Task to carry out
Put the lines from the one containing "cell-y2020: 163,4 (143, 666, 172, 770)" through the one containing "cell-y2019: 163,4 (285, 562, 340, 666)" into a Markdown table with the columns Number and Line, leaving out blank lines.

Dataset entries:

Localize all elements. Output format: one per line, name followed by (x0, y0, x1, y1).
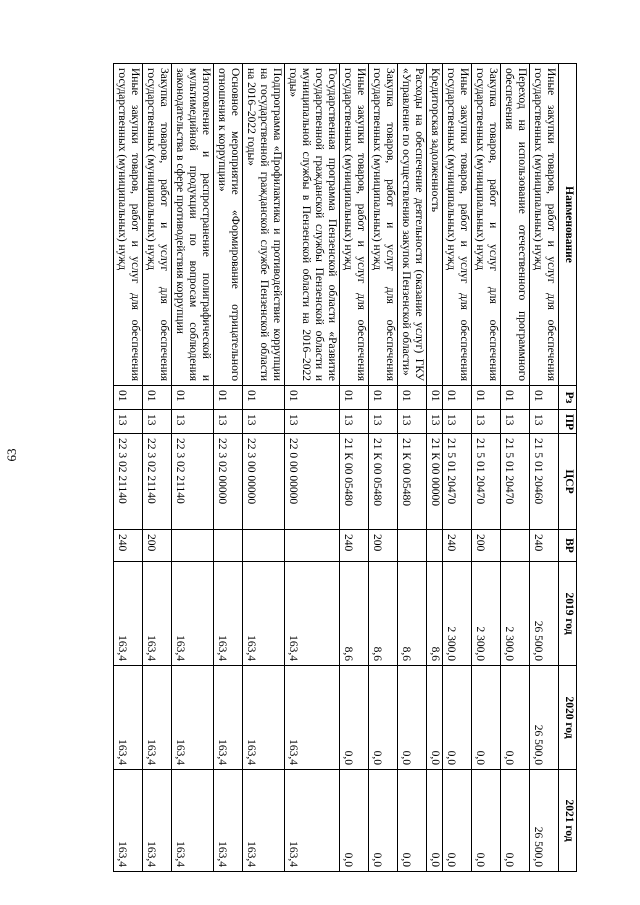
cell-y2020: 163,4 (143, 666, 172, 770)
cell-rz: 01 (398, 386, 427, 410)
cell-y2020: 26 500,0 (530, 666, 559, 770)
cell-rz: 01 (243, 386, 285, 410)
cell-y2021: 163,4 (114, 770, 143, 872)
cell-y2019: 2 300,0 (501, 562, 530, 666)
table-body (114, 64, 559, 872)
cell-vr: 200 (369, 530, 398, 562)
cell-pr: 13 (143, 410, 172, 434)
cell-y2019: 8,6 (369, 562, 398, 666)
cell-y2020: 163,4 (114, 666, 143, 770)
rotated-page (77, 63, 577, 871)
cell-pr: 13 (214, 410, 243, 434)
cell-y2019: 163,4 (214, 562, 243, 666)
header-cell: 2021 год (559, 770, 577, 872)
cell-csr: 21 5 01 20460 (530, 434, 559, 530)
cell-y2021: 163,4 (143, 770, 172, 872)
cell-y2021: 0,0 (501, 770, 530, 872)
header-row (559, 64, 577, 872)
cell-y2020: 0,0 (443, 666, 472, 770)
header-cell: Наименование (559, 64, 577, 386)
cell-csr: 21 5 01 20470 (443, 434, 472, 530)
cell-name: Подпрограмма «Профилактика и противодействие коррупции на государственной гражданской службе Пензенской области на 2016–2022 годы» (243, 64, 285, 386)
cell-vr (243, 530, 285, 562)
cell-y2021: 163,4 (214, 770, 243, 872)
header-cell: ВР (559, 530, 577, 562)
cell-name: Кредиторская задолженность (427, 64, 443, 386)
cell-name: Иные закупки товаров, работ и услуг для обеспечения государственных (муниципальных) нужд (530, 64, 559, 386)
cell-pr: 13 (340, 410, 369, 434)
cell-y2019: 163,4 (143, 562, 172, 666)
cell-csr: 22 3 02 21140 (172, 434, 214, 530)
cell-csr: 21 К 00 05480 (398, 434, 427, 530)
cell-rz: 01 (143, 386, 172, 410)
cell-y2019: 163,4 (172, 562, 214, 666)
cell-vr (214, 530, 243, 562)
cell-y2020: 163,4 (214, 666, 243, 770)
cell-csr: 22 3 02 21140 (114, 434, 143, 530)
table-row (143, 64, 172, 872)
cell-rz: 01 (427, 386, 443, 410)
cell-y2021: 0,0 (340, 770, 369, 872)
cell-y2019: 163,4 (114, 562, 143, 666)
table-row (443, 64, 472, 872)
cell-rz: 01 (369, 386, 398, 410)
cell-y2019: 163,4 (285, 562, 340, 666)
cell-vr (427, 530, 443, 562)
cell-pr: 13 (398, 410, 427, 434)
table-row (214, 64, 243, 872)
cell-y2021: 0,0 (472, 770, 501, 872)
cell-pr: 13 (472, 410, 501, 434)
cell-pr: 13 (443, 410, 472, 434)
cell-name: Государственная программа Пензенской области «Развитие государственной гражданской службы Пензенской области и муниципальной службы в Пензенской области на 2016–2022 годы» (285, 64, 340, 386)
header-cell: 2019 год (559, 562, 577, 666)
cell-rz: 01 (443, 386, 472, 410)
table-row (427, 64, 443, 872)
cell-name: Изготовление и распространение полиграфической и мультимедийной продукции по вопросам соблюдения законодательства в сфере противодействия коррупции (172, 64, 214, 386)
cell-csr: 21 5 01 20470 (472, 434, 501, 530)
budget-table (113, 63, 577, 872)
cell-pr: 13 (501, 410, 530, 434)
cell-y2021: 0,0 (443, 770, 472, 872)
cell-y2021: 26 500,0 (530, 770, 559, 872)
header-cell: Рз (559, 386, 577, 410)
cell-rz: 01 (530, 386, 559, 410)
cell-name: Иные закупки товаров, работ и услуг для обеспечения государственных (муниципальных) нужд (340, 64, 369, 386)
cell-vr: 240 (443, 530, 472, 562)
table-row (172, 64, 214, 872)
cell-y2021: 163,4 (285, 770, 340, 872)
table-row (501, 64, 530, 872)
cell-rz: 01 (114, 386, 143, 410)
cell-y2021: 163,4 (243, 770, 285, 872)
cell-vr (501, 530, 530, 562)
cell-y2020: 0,0 (398, 666, 427, 770)
table-row (530, 64, 559, 872)
cell-y2019: 8,6 (427, 562, 443, 666)
cell-y2021: 163,4 (172, 770, 214, 872)
cell-y2019: 8,6 (340, 562, 369, 666)
cell-rz: 01 (501, 386, 530, 410)
table-row (114, 64, 143, 872)
cell-rz: 01 (214, 386, 243, 410)
cell-y2020: 163,4 (172, 666, 214, 770)
cell-csr: 22 3 02 00000 (214, 434, 243, 530)
cell-vr: 240 (340, 530, 369, 562)
table-row (285, 64, 340, 872)
cell-name: Иные закупки товаров, работ и услуг для обеспечения государственных (муниципальных) нужд (114, 64, 143, 386)
cell-name: Закупка товаров, работ и услуг для обеспечения государственных (муниципальных) нужд (472, 64, 501, 386)
cell-y2019: 2 300,0 (443, 562, 472, 666)
cell-pr: 13 (114, 410, 143, 434)
cell-vr: 200 (143, 530, 172, 562)
cell-pr: 13 (172, 410, 214, 434)
cell-y2021: 0,0 (369, 770, 398, 872)
cell-csr: 21 К 00 05480 (369, 434, 398, 530)
cell-rz: 01 (172, 386, 214, 410)
cell-y2019: 2 300,0 (472, 562, 501, 666)
cell-vr (172, 530, 214, 562)
cell-pr: 13 (427, 410, 443, 434)
cell-csr: 21 5 01 20470 (501, 434, 530, 530)
cell-name: Основное мероприятие «Формирование отрицательного отношения к коррупции» (214, 64, 243, 386)
cell-pr: 13 (243, 410, 285, 434)
cell-y2020: 163,4 (243, 666, 285, 770)
cell-y2020: 163,4 (285, 666, 340, 770)
header-cell: ЦСР (559, 434, 577, 530)
cell-csr: 21 К 00 05480 (340, 434, 369, 530)
table-row (340, 64, 369, 872)
cell-rz: 01 (285, 386, 340, 410)
cell-pr: 13 (285, 410, 340, 434)
cell-name: Закупка товаров, работ и услуг для обеспечения государственных (муниципальных) нужд (369, 64, 398, 386)
table-row (472, 64, 501, 872)
cell-rz: 01 (340, 386, 369, 410)
cell-name: Переход на использование отечественного программного обеспечения (501, 64, 530, 386)
cell-y2021: 0,0 (427, 770, 443, 872)
cell-y2019: 8,6 (398, 562, 427, 666)
table-row (369, 64, 398, 872)
cell-csr: 22 0 00 00000 (285, 434, 340, 530)
cell-csr: 22 3 00 00000 (243, 434, 285, 530)
cell-pr: 13 (369, 410, 398, 434)
cell-csr: 22 3 02 21140 (143, 434, 172, 530)
cell-vr: 200 (472, 530, 501, 562)
cell-name: Расходы на обеспечение деятельности (оказание услуг) ГКУ «Управление по осуществлению закупок Пензенской области» (398, 64, 427, 386)
cell-y2020: 0,0 (369, 666, 398, 770)
cell-vr: 240 (530, 530, 559, 562)
cell-vr: 240 (114, 530, 143, 562)
cell-y2020: 0,0 (472, 666, 501, 770)
cell-y2019: 26 500,0 (530, 562, 559, 666)
cell-rz: 01 (472, 386, 501, 410)
cell-y2019: 163,4 (243, 562, 285, 666)
table-row (398, 64, 427, 872)
header-cell: 2020 год (559, 666, 577, 770)
cell-vr (398, 530, 427, 562)
cell-name: Закупка товаров, работ и услуг для обеспечения государственных (муниципальных) нужд (143, 64, 172, 386)
cell-y2021: 0,0 (398, 770, 427, 872)
cell-name: Иные закупки товаров, работ и услуг для обеспечения государственных (муниципальных) нужд (443, 64, 472, 386)
cell-csr: 21 К 00 00000 (427, 434, 443, 530)
cell-y2020: 0,0 (501, 666, 530, 770)
cell-y2020: 0,0 (340, 666, 369, 770)
page-number: 63 (4, 448, 19, 462)
table-row (243, 64, 285, 872)
header-cell: ПР (559, 410, 577, 434)
cell-vr (285, 530, 340, 562)
cell-pr: 13 (530, 410, 559, 434)
cell-y2020: 0,0 (427, 666, 443, 770)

Solution below
| Number | Line |
|---|---|
| 1 | cell-y2020: 163,4 (143, 666, 172, 770) |
| 2 | cell-rz: 01 (398, 386, 427, 410) |
| 3 | cell-y2020: 26 500,0 (530, 666, 559, 770) |
| 4 | cell-rz: 01 (243, 386, 285, 410) |
| 5 | cell-y2021: 163,4 (114, 770, 143, 872) |
| 6 | cell-y2019: 2 300,0 (501, 562, 530, 666) |
| 7 | table-body (114, 64, 559, 872) |
| 8 | cell-vr: 200 (369, 530, 398, 562) |
| 9 | cell-pr: 13 (143, 410, 172, 434) |
| 10 | cell-y2019: 8,6 (369, 562, 398, 666) |
| 11 | cell-y2020: 163,4 (114, 666, 143, 770) |
| 12 | rotated-page (77, 63, 577, 871) |
| 13 | cell-pr: 13 (214, 410, 243, 434) |
| 14 | cell-y2019: 163,4 (214, 562, 243, 666) |
| 15 | header-cell: 2021 год (559, 770, 577, 872) |
| 16 | cell-csr: 21 5 01 20460 (530, 434, 559, 530) |
| 17 | cell-y2021: 163,4 (143, 770, 172, 872) |
| 18 | cell-y2021: 0,0 (501, 770, 530, 872) |
| 19 | header-row (559, 64, 577, 872) |
| 20 | cell-y2020: 0,0 (443, 666, 472, 770) |
| 21 | header-cell: Наименование (559, 64, 577, 386) |
| 22 | cell-csr: 21 5 01 20470 (443, 434, 472, 530) |
| 23 | cell-name: Подпрограмма «Профилактика и противодействие коррупции на государственной гражданской службе Пензенской области на 2016–2022 годы» (243, 64, 285, 386) |
| 24 | cell-vr (243, 530, 285, 562) |
| 25 | cell-y2021: 163,4 (214, 770, 243, 872) |
| 26 | header-cell: ВР (559, 530, 577, 562) |
| 27 | cell-name: Кредиторская задолженность (427, 64, 443, 386) |
| 28 | cell-name: Иные закупки товаров, работ и услуг для обеспечения государственных (муниципальных) нужд (530, 64, 559, 386) |
| 29 | cell-pr: 13 (340, 410, 369, 434) |
| 30 | cell-y2019: 163,4 (143, 562, 172, 666) |
| 31 | cell-csr: 22 3 02 21140 (172, 434, 214, 530) |
| 32 | cell-csr: 21 К 00 05480 (398, 434, 427, 530) |
| 33 | cell-rz: 01 (143, 386, 172, 410) |
| 34 | cell-y2019: 163,4 (172, 562, 214, 666) |
| 35 | cell-vr (214, 530, 243, 562) |
| 36 | cell-y2020: 163,4 (214, 666, 243, 770) |
| 37 | cell-csr: 22 3 02 21140 (114, 434, 143, 530) |
| 38 | table-row (143, 64, 172, 872) |
| 39 | cell-rz: 01 (427, 386, 443, 410) |
| 40 | cell-y2021: 0,0 (340, 770, 369, 872) |
| 41 | cell-y2019: 163,4 (114, 562, 143, 666) |
| 42 | table-row (443, 64, 472, 872) |
| 43 | cell-rz: 01 (369, 386, 398, 410) |
| 44 | cell-y2019: 163,4 (285, 562, 340, 666) |